_TASK GOAL_
Copy all of the records below verbatim.

Records from a collection:
** begin **

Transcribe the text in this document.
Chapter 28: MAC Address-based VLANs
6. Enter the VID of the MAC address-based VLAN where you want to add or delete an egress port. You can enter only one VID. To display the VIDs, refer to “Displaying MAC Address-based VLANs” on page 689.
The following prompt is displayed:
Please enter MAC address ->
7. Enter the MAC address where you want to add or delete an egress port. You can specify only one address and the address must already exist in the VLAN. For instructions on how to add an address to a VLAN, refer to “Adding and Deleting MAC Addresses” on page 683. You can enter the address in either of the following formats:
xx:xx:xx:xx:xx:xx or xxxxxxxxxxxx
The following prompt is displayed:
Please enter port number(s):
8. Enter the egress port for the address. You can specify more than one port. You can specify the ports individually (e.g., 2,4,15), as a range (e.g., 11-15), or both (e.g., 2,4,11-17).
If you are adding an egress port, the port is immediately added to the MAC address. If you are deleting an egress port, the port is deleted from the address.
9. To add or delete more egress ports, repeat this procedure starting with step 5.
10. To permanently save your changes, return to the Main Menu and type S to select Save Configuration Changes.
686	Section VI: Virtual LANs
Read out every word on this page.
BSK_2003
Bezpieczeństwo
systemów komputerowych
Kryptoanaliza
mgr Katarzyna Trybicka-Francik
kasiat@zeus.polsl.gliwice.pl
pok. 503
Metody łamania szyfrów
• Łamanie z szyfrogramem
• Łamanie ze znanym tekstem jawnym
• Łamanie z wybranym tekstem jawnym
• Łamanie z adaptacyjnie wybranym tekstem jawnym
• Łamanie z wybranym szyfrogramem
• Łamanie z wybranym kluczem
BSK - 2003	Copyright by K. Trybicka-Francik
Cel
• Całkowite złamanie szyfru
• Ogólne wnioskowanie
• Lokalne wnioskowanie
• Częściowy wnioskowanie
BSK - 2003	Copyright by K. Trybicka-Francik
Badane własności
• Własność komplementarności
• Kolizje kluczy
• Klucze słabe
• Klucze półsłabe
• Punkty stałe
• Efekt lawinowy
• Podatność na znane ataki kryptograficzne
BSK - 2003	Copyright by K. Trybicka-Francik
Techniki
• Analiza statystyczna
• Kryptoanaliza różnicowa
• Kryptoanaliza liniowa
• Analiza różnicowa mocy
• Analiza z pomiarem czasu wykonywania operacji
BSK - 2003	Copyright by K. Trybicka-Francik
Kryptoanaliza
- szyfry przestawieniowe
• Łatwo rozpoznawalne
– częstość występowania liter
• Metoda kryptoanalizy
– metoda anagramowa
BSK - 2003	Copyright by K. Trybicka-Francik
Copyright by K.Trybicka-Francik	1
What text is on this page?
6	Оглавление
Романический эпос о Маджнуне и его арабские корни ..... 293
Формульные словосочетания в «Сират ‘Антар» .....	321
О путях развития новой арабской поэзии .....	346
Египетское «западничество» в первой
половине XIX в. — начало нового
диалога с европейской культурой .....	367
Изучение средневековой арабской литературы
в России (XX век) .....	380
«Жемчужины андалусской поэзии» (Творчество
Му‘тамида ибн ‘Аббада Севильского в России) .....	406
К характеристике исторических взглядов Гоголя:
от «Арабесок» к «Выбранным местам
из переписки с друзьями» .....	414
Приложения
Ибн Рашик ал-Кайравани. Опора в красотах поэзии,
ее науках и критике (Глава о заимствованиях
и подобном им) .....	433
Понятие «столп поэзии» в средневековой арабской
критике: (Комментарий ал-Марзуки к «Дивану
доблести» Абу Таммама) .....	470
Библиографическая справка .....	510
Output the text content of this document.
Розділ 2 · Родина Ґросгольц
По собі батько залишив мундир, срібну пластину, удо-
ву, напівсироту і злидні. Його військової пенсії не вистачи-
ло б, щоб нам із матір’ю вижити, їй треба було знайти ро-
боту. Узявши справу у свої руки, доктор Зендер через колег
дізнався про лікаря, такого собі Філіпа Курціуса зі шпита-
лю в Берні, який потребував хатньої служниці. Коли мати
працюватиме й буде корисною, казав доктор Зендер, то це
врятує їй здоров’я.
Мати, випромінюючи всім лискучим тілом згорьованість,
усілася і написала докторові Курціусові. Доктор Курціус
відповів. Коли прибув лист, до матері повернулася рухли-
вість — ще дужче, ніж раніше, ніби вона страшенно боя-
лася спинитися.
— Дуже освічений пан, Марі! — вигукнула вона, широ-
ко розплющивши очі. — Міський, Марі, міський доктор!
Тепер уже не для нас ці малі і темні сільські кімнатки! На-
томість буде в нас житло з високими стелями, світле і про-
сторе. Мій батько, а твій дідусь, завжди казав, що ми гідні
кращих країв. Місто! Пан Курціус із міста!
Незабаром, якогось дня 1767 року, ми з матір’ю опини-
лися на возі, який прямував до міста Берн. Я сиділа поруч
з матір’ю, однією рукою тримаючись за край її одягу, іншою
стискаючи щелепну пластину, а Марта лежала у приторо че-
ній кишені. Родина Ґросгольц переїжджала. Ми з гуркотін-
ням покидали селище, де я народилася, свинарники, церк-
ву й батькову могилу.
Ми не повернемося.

** end **

_RESULT OF THE TASK_
Transcribe the text in this document.
Chapter 28: MAC Address-based VLANs
6. Enter the VID of the MAC address-based VLAN where you want to add or delete an egress port. You can enter only one VID. To display the VIDs, refer to “Displaying MAC Address-based VLANs” on page 689.
The following prompt is displayed:
Please enter MAC address ->
7. Enter the MAC address where you want to add or delete an egress port. You can specify only one address and the address must already exist in the VLAN. For instructions on how to add an address to a VLAN, refer to “Adding and Deleting MAC Addresses” on page 683. You can enter the address in either of the following formats:
xx:xx:xx:xx:xx:xx or xxxxxxxxxxxx
The following prompt is displayed:
Please enter port number(s):
8. Enter the egress port for the address. You can specify more than one port. You can specify the ports individually (e.g., 2,4,15), as a range (e.g., 11-15), or both (e.g., 2,4,11-17).
If you are adding an egress port, the port is immediately added to the MAC address. If you are deleting an egress port, the port is deleted from the address.
9. To add or delete more egress ports, repeat this procedure starting with step 5.
10. To permanently save your changes, return to the Main Menu and type S to select Save Configuration Changes.
686	Section VI: Virtual LANs
Read out every word on this page.
BSK_2003
Bezpieczeństwo
systemów komputerowych
Kryptoanaliza
mgr Katarzyna Trybicka-Francik
kasiat@zeus.polsl.gliwice.pl
pok. 503
Metody łamania szyfrów
• Łamanie z szyfrogramem
• Łamanie ze znanym tekstem jawnym
• Łamanie z wybranym tekstem jawnym
• Łamanie z adaptacyjnie wybranym tekstem jawnym
• Łamanie z wybranym szyfrogramem
• Łamanie z wybranym kluczem
BSK - 2003	Copyright by K. Trybicka-Francik
Cel
• Całkowite złamanie szyfru
• Ogólne wnioskowanie
• Lokalne wnioskowanie
• Częściowy wnioskowanie
BSK - 2003	Copyright by K. Trybicka-Francik
Badane własności
• Własność komplementarności
• Kolizje kluczy
• Klucze słabe
• Klucze półsłabe
• Punkty stałe
• Efekt lawinowy
• Podatność na znane ataki kryptograficzne
BSK - 2003	Copyright by K. Trybicka-Francik
Techniki
• Analiza statystyczna
• Kryptoanaliza różnicowa
• Kryptoanaliza liniowa
• Analiza różnicowa mocy
• Analiza z pomiarem czasu wykonywania operacji
BSK - 2003	Copyright by K. Trybicka-Francik
Kryptoanaliza
- szyfry przestawieniowe
• Łatwo rozpoznawalne
– częstość występowania liter
• Metoda kryptoanalizy
– metoda anagramowa
BSK - 2003	Copyright by K. Trybicka-Francik
Copyright by K.Trybicka-Francik	1
What text is on this page?
6	Оглавление
Романический эпос о Маджнуне и его арабские корни ..... 293
Формульные словосочетания в «Сират ‘Антар» .....	321
О путях развития новой арабской поэзии .....	346
Египетское «западничество» в первой
половине XIX в. — начало нового
диалога с европейской культурой .....	367
Изучение средневековой арабской литературы
в России (XX век) .....	380
«Жемчужины андалусской поэзии» (Творчество
Му‘тамида ибн ‘Аббада Севильского в России) .....	406
К характеристике исторических взглядов Гоголя:
от «Арабесок» к «Выбранным местам
из переписки с друзьями» .....	414
Приложения
Ибн Рашик ал-Кайравани. Опора в красотах поэзии,
ее науках и критике (Глава о заимствованиях
и подобном им) .....	433
Понятие «столп поэзии» в средневековой арабской
критике: (Комментарий ал-Марзуки к «Дивану
доблести» Абу Таммама) .....	470
Библиографическая справка .....	510
Output the text content of this document.
Розділ 2 · Родина Ґросгольц
По собі батько залишив мундир, срібну пластину, удо-
ву, напівсироту і злидні. Його військової пенсії не вистачи-
ло б, щоб нам із матір’ю вижити, їй треба було знайти ро-
боту. Узявши справу у свої руки, доктор Зендер через колег
дізнався про лікаря, такого собі Філіпа Курціуса зі шпита-
лю в Берні, який потребував хатньої служниці. Коли мати
працюватиме й буде корисною, казав доктор Зендер, то це
врятує їй здоров’я.
Мати, випромінюючи всім лискучим тілом згорьованість,
усілася і написала докторові Курціусові. Доктор Курціус
відповів. Коли прибув лист, до матері повернулася рухли-
вість — ще дужче, ніж раніше, ніби вона страшенно боя-
лася спинитися.
— Дуже освічений пан, Марі! — вигукнула вона, широ-
ко розплющивши очі. — Міський, Марі, міський доктор!
Тепер уже не для нас ці малі і темні сільські кімнатки! На-
томість буде в нас житло з високими стелями, світле і про-
сторе. Мій батько, а твій дідусь, завжди казав, що ми гідні
кращих країв. Місто! Пан Курціус із міста!
Незабаром, якогось дня 1767 року, ми з матір’ю опини-
лися на возі, який прямував до міста Берн. Я сиділа поруч
з матір’ю, однією рукою тримаючись за край її одягу, іншою
стискаючи щелепну пластину, а Марта лежала у приторо че-
ній кишені. Родина Ґросгольц переїжджала. Ми з гуркотін-
ням покидали селище, де я народилася, свинарники, церк-
ву й батькову могилу.
Ми не повернемося.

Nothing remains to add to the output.